Short task: In the entries below, count each line holding the word "title". Answer with the total alone.

Items from a figure collection:
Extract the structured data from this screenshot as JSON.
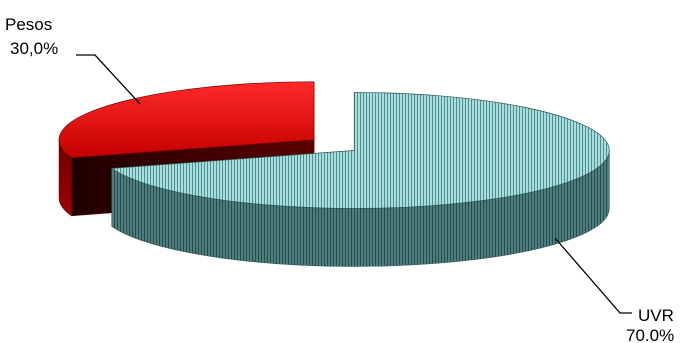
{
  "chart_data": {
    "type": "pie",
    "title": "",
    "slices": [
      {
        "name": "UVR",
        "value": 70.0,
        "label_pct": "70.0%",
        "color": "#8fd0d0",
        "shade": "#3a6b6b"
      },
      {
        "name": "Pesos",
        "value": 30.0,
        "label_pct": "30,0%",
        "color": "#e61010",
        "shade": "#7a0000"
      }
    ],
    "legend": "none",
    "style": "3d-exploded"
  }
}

==

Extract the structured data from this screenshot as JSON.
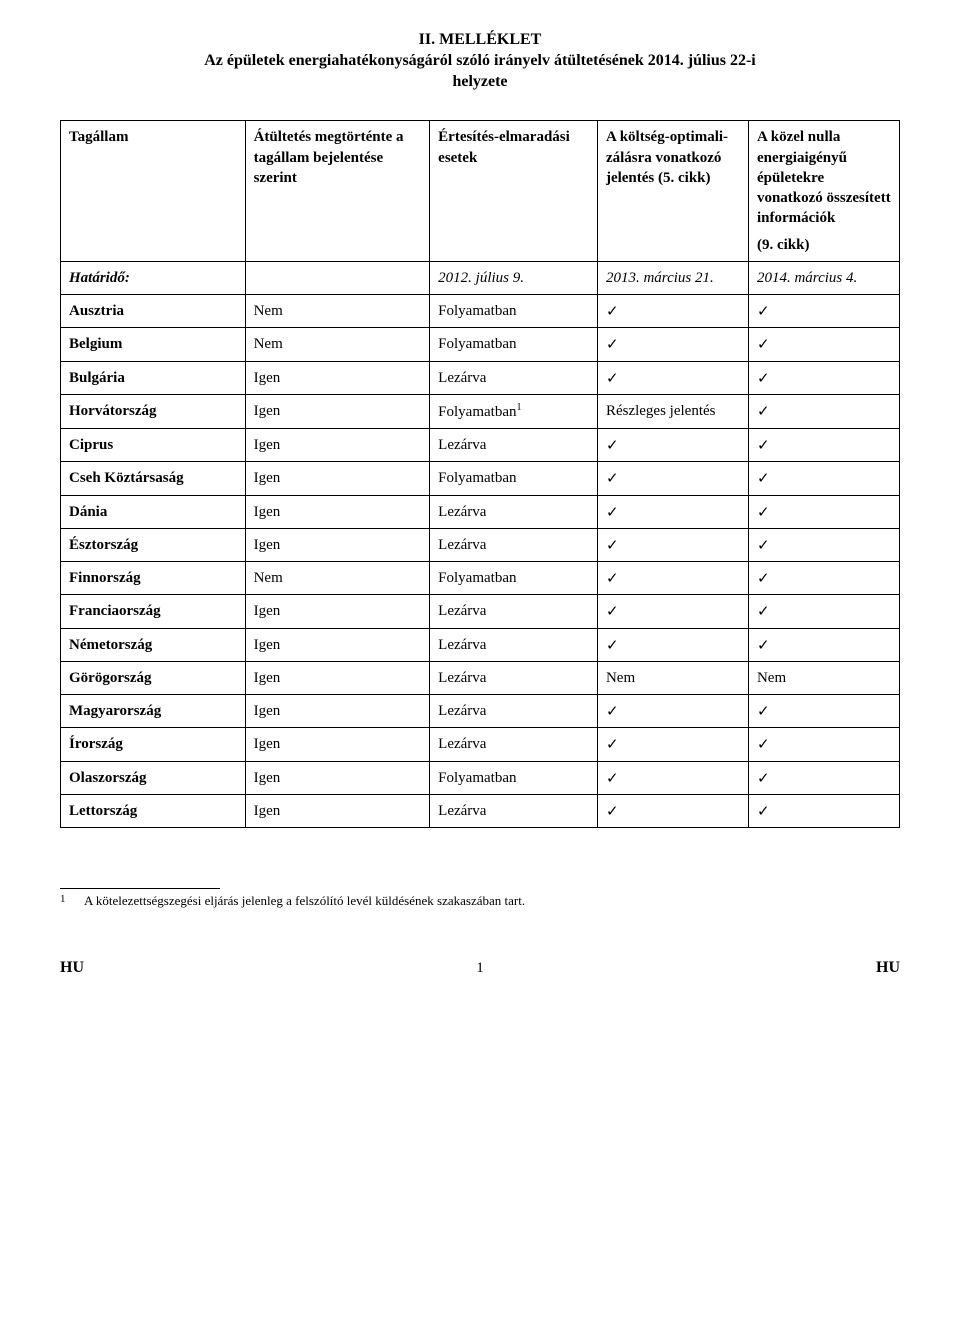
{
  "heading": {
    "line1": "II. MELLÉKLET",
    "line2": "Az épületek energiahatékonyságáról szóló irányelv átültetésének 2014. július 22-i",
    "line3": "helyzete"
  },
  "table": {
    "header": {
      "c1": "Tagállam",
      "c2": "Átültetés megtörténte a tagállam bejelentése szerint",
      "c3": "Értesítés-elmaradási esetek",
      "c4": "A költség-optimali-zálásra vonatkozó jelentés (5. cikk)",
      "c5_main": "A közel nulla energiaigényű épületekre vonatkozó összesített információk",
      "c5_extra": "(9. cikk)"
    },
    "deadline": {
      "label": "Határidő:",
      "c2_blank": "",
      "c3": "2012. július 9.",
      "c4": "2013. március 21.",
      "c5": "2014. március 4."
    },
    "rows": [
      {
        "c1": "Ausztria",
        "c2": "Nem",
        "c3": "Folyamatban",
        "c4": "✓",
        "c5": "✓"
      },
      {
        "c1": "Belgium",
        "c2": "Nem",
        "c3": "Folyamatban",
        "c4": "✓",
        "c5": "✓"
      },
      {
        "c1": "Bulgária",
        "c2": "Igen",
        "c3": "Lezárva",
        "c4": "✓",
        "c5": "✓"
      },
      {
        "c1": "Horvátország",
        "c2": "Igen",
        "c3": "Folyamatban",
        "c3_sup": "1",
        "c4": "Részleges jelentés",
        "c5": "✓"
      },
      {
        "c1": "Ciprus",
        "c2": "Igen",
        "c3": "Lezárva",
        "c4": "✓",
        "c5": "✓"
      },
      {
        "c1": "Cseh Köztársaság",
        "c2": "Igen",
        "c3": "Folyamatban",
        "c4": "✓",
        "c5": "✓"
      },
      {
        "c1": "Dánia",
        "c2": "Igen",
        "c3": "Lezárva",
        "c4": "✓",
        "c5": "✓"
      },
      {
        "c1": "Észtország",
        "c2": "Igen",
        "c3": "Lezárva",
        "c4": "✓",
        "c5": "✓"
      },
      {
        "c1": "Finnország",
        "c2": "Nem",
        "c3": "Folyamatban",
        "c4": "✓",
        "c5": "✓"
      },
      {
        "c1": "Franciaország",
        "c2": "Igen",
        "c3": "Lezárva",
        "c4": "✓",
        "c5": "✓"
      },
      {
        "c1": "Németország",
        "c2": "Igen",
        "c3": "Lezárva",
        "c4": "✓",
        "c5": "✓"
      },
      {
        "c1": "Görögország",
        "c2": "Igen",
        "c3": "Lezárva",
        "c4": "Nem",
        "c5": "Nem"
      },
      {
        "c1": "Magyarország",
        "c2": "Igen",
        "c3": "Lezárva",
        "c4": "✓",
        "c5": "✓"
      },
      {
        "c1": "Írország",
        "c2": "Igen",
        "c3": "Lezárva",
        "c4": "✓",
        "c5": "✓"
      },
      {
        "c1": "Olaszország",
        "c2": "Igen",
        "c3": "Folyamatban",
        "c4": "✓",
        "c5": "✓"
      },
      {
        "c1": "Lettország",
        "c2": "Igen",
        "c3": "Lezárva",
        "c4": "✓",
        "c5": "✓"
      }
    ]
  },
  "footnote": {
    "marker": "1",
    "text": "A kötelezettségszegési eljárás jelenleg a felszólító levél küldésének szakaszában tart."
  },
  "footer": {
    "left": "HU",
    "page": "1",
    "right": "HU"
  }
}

--

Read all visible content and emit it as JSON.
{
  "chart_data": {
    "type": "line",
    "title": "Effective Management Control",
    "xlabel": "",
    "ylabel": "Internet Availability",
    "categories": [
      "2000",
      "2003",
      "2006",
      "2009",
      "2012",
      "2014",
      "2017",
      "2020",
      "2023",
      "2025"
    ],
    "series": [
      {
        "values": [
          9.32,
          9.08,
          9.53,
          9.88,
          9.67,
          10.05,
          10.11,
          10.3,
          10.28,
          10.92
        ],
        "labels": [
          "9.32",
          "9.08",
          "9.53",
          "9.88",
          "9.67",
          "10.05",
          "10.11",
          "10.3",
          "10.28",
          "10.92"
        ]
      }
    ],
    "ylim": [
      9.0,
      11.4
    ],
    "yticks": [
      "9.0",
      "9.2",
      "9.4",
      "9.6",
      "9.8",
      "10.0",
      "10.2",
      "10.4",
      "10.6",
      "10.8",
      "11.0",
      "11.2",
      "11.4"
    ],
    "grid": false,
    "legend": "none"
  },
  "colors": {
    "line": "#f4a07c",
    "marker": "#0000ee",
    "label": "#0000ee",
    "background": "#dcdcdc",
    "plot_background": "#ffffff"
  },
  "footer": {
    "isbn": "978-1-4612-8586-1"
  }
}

Answer to this problem: 2